Task directions
Print every entry exactly as written.

Dataset records

:::

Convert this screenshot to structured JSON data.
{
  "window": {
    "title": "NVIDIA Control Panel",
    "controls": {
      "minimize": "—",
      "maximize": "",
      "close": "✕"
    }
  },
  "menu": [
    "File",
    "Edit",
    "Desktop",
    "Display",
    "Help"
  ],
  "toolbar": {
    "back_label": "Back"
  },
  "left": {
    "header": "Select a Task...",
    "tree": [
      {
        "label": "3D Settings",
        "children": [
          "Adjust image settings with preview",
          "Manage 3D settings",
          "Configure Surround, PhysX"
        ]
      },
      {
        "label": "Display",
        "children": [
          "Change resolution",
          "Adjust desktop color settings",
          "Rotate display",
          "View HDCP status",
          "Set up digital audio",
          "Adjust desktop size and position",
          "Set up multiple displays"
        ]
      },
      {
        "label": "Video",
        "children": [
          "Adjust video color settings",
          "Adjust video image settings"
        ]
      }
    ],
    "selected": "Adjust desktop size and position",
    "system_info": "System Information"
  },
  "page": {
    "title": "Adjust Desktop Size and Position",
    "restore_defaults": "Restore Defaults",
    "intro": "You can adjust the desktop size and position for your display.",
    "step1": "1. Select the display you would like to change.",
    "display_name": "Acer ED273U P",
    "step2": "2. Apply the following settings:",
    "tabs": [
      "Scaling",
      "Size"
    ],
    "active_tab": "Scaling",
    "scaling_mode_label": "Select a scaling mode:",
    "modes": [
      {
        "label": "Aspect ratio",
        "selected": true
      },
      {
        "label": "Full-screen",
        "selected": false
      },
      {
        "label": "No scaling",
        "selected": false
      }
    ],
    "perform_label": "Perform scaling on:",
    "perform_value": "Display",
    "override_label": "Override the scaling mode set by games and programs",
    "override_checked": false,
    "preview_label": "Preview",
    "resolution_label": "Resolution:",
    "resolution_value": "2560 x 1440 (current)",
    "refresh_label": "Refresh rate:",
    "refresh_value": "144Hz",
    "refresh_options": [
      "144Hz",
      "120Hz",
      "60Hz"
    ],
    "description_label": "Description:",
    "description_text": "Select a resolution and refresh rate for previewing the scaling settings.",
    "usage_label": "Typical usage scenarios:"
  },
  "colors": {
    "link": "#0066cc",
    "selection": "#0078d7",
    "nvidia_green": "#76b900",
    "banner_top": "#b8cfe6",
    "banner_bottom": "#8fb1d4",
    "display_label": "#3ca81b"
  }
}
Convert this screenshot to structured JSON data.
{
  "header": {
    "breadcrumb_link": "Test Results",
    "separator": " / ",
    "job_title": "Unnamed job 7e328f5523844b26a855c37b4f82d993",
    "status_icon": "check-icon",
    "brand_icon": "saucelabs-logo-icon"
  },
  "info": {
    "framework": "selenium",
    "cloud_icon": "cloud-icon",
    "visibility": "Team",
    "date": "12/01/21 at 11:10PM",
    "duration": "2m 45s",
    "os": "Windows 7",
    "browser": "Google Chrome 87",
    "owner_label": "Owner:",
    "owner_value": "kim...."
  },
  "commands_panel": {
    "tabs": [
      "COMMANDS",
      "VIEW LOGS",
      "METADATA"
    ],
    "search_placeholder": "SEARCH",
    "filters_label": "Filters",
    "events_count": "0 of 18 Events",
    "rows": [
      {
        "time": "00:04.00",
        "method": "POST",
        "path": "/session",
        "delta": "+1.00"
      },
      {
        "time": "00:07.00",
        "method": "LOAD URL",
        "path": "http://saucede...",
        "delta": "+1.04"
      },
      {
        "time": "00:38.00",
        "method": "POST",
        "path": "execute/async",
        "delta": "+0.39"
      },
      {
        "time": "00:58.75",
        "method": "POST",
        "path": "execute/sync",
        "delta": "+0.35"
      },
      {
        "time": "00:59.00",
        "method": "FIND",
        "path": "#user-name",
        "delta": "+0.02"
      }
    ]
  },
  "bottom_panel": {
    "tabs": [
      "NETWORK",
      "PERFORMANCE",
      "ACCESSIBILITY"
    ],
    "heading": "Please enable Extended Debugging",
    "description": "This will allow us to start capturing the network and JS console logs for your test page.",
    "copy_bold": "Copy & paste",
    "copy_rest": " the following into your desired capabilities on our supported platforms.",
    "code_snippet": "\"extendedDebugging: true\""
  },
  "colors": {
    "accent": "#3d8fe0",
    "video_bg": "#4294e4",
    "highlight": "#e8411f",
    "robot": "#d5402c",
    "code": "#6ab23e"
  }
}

:::

Reply
Convert this screenshot to structured JSON data.
{
  "window": {
    "title": "NVIDIA Control Panel",
    "controls": {
      "minimize": "—",
      "maximize": "",
      "close": "✕"
    }
  },
  "menu": [
    "File",
    "Edit",
    "Desktop",
    "Display",
    "Help"
  ],
  "toolbar": {
    "back_label": "Back"
  },
  "left": {
    "header": "Select a Task...",
    "tree": [
      {
        "label": "3D Settings",
        "children": [
          "Adjust image settings with preview",
          "Manage 3D settings",
          "Configure Surround, PhysX"
        ]
      },
      {
        "label": "Display",
        "children": [
          "Change resolution",
          "Adjust desktop color settings",
          "Rotate display",
          "View HDCP status",
          "Set up digital audio",
          "Adjust desktop size and position",
          "Set up multiple displays"
        ]
      },
      {
        "label": "Video",
        "children": [
          "Adjust video color settings",
          "Adjust video image settings"
        ]
      }
    ],
    "selected": "Adjust desktop size and position",
    "system_info": "System Information"
  },
  "page": {
    "title": "Adjust Desktop Size and Position",
    "restore_defaults": "Restore Defaults",
    "intro": "You can adjust the desktop size and position for your display.",
    "step1": "1. Select the display you would like to change.",
    "display_name": "Acer ED273U P",
    "step2": "2. Apply the following settings:",
    "tabs": [
      "Scaling",
      "Size"
    ],
    "active_tab": "Scaling",
    "scaling_mode_label": "Select a scaling mode:",
    "modes": [
      {
        "label": "Aspect ratio",
        "selected": true
      },
      {
        "label": "Full-screen",
        "selected": false
      },
      {
        "label": "No scaling",
        "selected": false
      }
    ],
    "perform_label": "Perform scaling on:",
    "perform_value": "Display",
    "override_label": "Override the scaling mode set by games and programs",
    "override_checked": false,
    "preview_label": "Preview",
    "resolution_label": "Resolution:",
    "resolution_value": "2560 x 1440 (current)",
    "refresh_label": "Refresh rate:",
    "refresh_value": "144Hz",
    "refresh_options": [
      "144Hz",
      "120Hz",
      "60Hz"
    ],
    "description_label": "Description:",
    "description_text": "Select a resolution and refresh rate for previewing the scaling settings.",
    "usage_label": "Typical usage scenarios:"
  },
  "colors": {
    "link": "#0066cc",
    "selection": "#0078d7",
    "nvidia_green": "#76b900",
    "banner_top": "#b8cfe6",
    "banner_bottom": "#8fb1d4",
    "display_label": "#3ca81b"
  }
}
Convert this screenshot to structured JSON data.
{
  "header": {
    "breadcrumb_link": "Test Results",
    "separator": " / ",
    "job_title": "Unnamed job 7e328f5523844b26a855c37b4f82d993",
    "status_icon": "check-icon",
    "brand_icon": "saucelabs-logo-icon"
  },
  "info": {
    "framework": "selenium",
    "cloud_icon": "cloud-icon",
    "visibility": "Team",
    "date": "12/01/21 at 11:10PM",
    "duration": "2m 45s",
    "os": "Windows 7",
    "browser": "Google Chrome 87",
    "owner_label": "Owner:",
    "owner_value": "kim...."
  },
  "commands_panel": {
    "tabs": [
      "COMMANDS",
      "VIEW LOGS",
      "METADATA"
    ],
    "search_placeholder": "SEARCH",
    "filters_label": "Filters",
    "events_count": "0 of 18 Events",
    "rows": [
      {
        "time": "00:04.00",
        "method": "POST",
        "path": "/session",
        "delta": "+1.00"
      },
      {
        "time": "00:07.00",
        "method": "LOAD URL",
        "path": "http://saucede...",
        "delta": "+1.04"
      },
      {
        "time": "00:38.00",
        "method": "POST",
        "path": "execute/async",
        "delta": "+0.39"
      },
      {
        "time": "00:58.75",
        "method": "POST",
        "path": "execute/sync",
        "delta": "+0.35"
      },
      {
        "time": "00:59.00",
        "method": "FIND",
        "path": "#user-name",
        "delta": "+0.02"
      }
    ]
  },
  "bottom_panel": {
    "tabs": [
      "NETWORK",
      "PERFORMANCE",
      "ACCESSIBILITY"
    ],
    "heading": "Please enable Extended Debugging",
    "description": "This will allow us to start capturing the network and JS console logs for your test page.",
    "copy_bold": "Copy & paste",
    "copy_rest": " the following into your desired capabilities on our supported platforms.",
    "code_snippet": "\"extendedDebugging: true\""
  },
  "colors": {
    "accent": "#3d8fe0",
    "video_bg": "#4294e4",
    "highlight": "#e8411f",
    "robot": "#d5402c",
    "code": "#6ab23e"
  }
}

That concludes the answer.